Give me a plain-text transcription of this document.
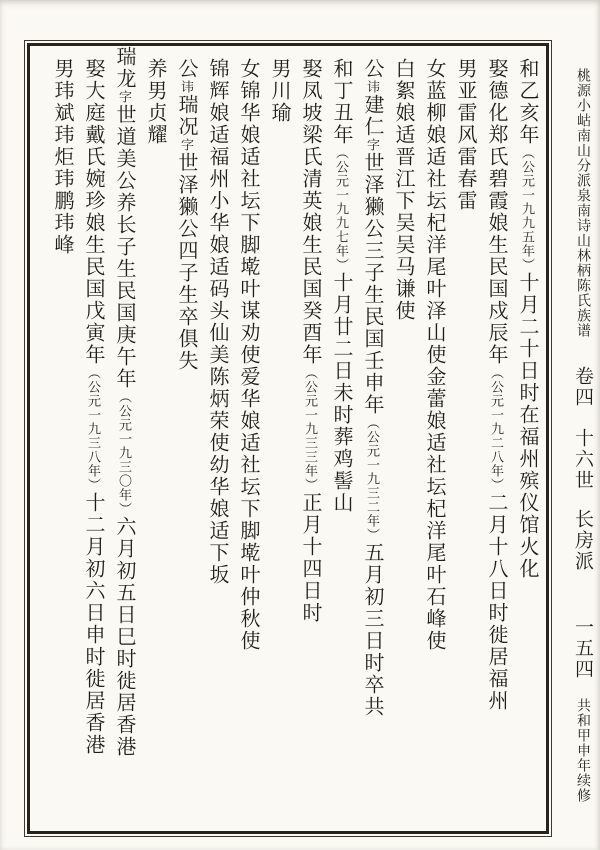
和乙亥年（公元一九九五年）十月二十日时在福州殡仪馆火化
娶德化郑氏碧霞娘生民国戍辰年（公元一九二八年）二月十八日时徙居福州
男亚雷风雷春雷
女蓝柳娘适社坛杞洋尾叶泽山使金蕾娘适社坛杞洋尾叶石峰使
白絮娘适晋江下吴吴马谦使
公讳建仁字世泽獭公三子生民国壬申年（公元一九三二年）五月初三日时卒共
和丁丑年（公元一九九七年）十月廿二日未时葬鸡髻山
娶凤坡梁氏清英娘生民国癸酉年（公元一九三三年）正月十四日时
男川瑜
女锦华娘适社坛下脚墘叶谋劝使爱华娘适社坛下脚墘叶仲秋使
锦辉娘适福州小华娘适码头仙美陈炳荣使幼华娘适下坂
公讳瑞况字世泽獭公四子生卒俱失
养男贞耀
瑞龙字世道美公养长子生民国庚午年（公元一九三〇年）六月初五日巳时徙居香港
娶大庭戴氏婉珍娘生民国戊寅年（公元一九三八年）十二月初六日申时徙居香港
男玮斌玮炬玮鹏玮峰	桃源小岵南山分派泉南诗山林柄陈氏族谱卷四十六世长房派一五四共和甲申年续修
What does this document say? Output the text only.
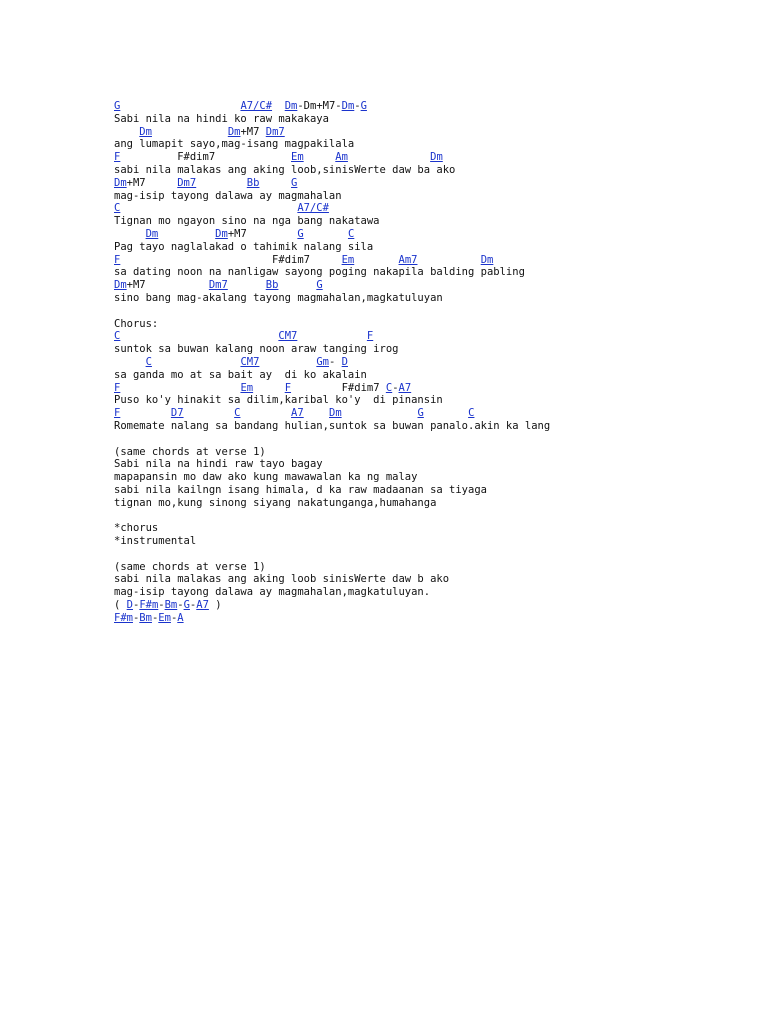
G	A7/C# Dm-Dm+M7-Dm-G
Sabi nila na hindi ko raw makakaya
Dm	Dm+M7 Dm7
ang lumapit sayo,mag-isang magpakilala
F         F#dim7            Em	Am	Dm
sabi nila malakas ang aking loob,sinisWerte daw ba ako
Dm+M7     Dm7	Bb	G
mag-isip tayong dalawa ay magmahalan
C	A7/C#
Tignan mo ngayon sino na nga bang nakatawa
Dm	Dm+M7        G	C
Pag tayo naglalakad o tahimik nalang sila
F                        F#dim7     Em	Am7	Dm
sa dating noon na nanligaw sayong poging nakapila balding pabling
Dm+M7          Dm7	Bb	G
sino bang mag-akalang tayong magmahalan,magkatuluyan

Chorus:
C	CM7	F
suntok sa buwan kalang noon araw tanging irog
C	CM7	Gm- D
sa ganda mo at sa bait ay  di ko akalain
F	Em	F        F#dim7 C-A7
Puso ko'y hinakit sa dilim,karibal ko'y  di pinansin
F	D7	C	A7 Dm	G	C
Romemate nalang sa bandang hulian,suntok sa buwan panalo.akin ka lang

(same chords at verse 1)
Sabi nila na hindi raw tayo bagay
mapapansin mo daw ako kung mawawalan ka ng malay
sabi nila kailngn isang himala, d ka raw madaanan sa tiyaga
tignan mo,kung sinong siyang nakatunganga,humahanga

*chorus
*instrumental

(same chords at verse 1)
sabi nila malakas ang aking loob sinisWerte daw b ako
mag-isip tayong dalawa ay magmahalan,magkatuluyan.
( D-F#m-Bm-G-A7 )
F#m-Bm-Em-A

= = = =

Go through the entries above and print each one exactly, minus the pictures.

Give me a plain-text transcription of this document.
和乙亥年（公元一九九五年）十月二十日时在福州殡仪馆火化
娶德化郑氏碧霞娘生民国戍辰年（公元一九二八年）二月十八日时徙居福州
男亚雷风雷春雷
女蓝柳娘适社坛杞洋尾叶泽山使金蕾娘适社坛杞洋尾叶石峰使
白絮娘适晋江下吴吴马谦使
公讳建仁字世泽獭公三子生民国壬申年（公元一九三二年）五月初三日时卒共
和丁丑年（公元一九九七年）十月廿二日未时葬鸡髻山
娶凤坡梁氏清英娘生民国癸酉年（公元一九三三年）正月十四日时
男川瑜
女锦华娘适社坛下脚墘叶谋劝使爱华娘适社坛下脚墘叶仲秋使
锦辉娘适福州小华娘适码头仙美陈炳荣使幼华娘适下坂
公讳瑞况字世泽獭公四子生卒俱失
养男贞耀
瑞龙字世道美公养长子生民国庚午年（公元一九三〇年）六月初五日巳时徙居香港
娶大庭戴氏婉珍娘生民国戊寅年（公元一九三八年）十二月初六日申时徙居香港
男玮斌玮炬玮鹏玮峰	桃源小岵南山分派泉南诗山林柄陈氏族谱卷四十六世长房派一五四共和甲申年续修
What does this document say? Output the text only.
G	A7/C# Dm-Dm+M7-Dm-G
Sabi nila na hindi ko raw makakaya
Dm	Dm+M7 Dm7
ang lumapit sayo,mag-isang magpakilala
F         F#dim7            Em	Am	Dm
sabi nila malakas ang aking loob,sinisWerte daw ba ako
Dm+M7     Dm7	Bb	G
mag-isip tayong dalawa ay magmahalan
C	A7/C#
Tignan mo ngayon sino na nga bang nakatawa
Dm	Dm+M7        G	C
Pag tayo naglalakad o tahimik nalang sila
F                        F#dim7     Em	Am7	Dm
sa dating noon na nanligaw sayong poging nakapila balding pabling
Dm+M7          Dm7	Bb	G
sino bang mag-akalang tayong magmahalan,magkatuluyan

Chorus:
C	CM7	F
suntok sa buwan kalang noon araw tanging irog
C	CM7	Gm- D
sa ganda mo at sa bait ay  di ko akalain
F	Em	F        F#dim7 C-A7
Puso ko'y hinakit sa dilim,karibal ko'y  di pinansin
F	D7	C	A7 Dm	G	C
Romemate nalang sa bandang hulian,suntok sa buwan panalo.akin ka lang

(same chords at verse 1)
Sabi nila na hindi raw tayo bagay
mapapansin mo daw ako kung mawawalan ka ng malay
sabi nila kailngn isang himala, d ka raw madaanan sa tiyaga
tignan mo,kung sinong siyang nakatunganga,humahanga

*chorus
*instrumental

(same chords at verse 1)
sabi nila malakas ang aking loob sinisWerte daw b ako
mag-isip tayong dalawa ay magmahalan,magkatuluyan.
( D-F#m-Bm-G-A7 )
F#m-Bm-Em-A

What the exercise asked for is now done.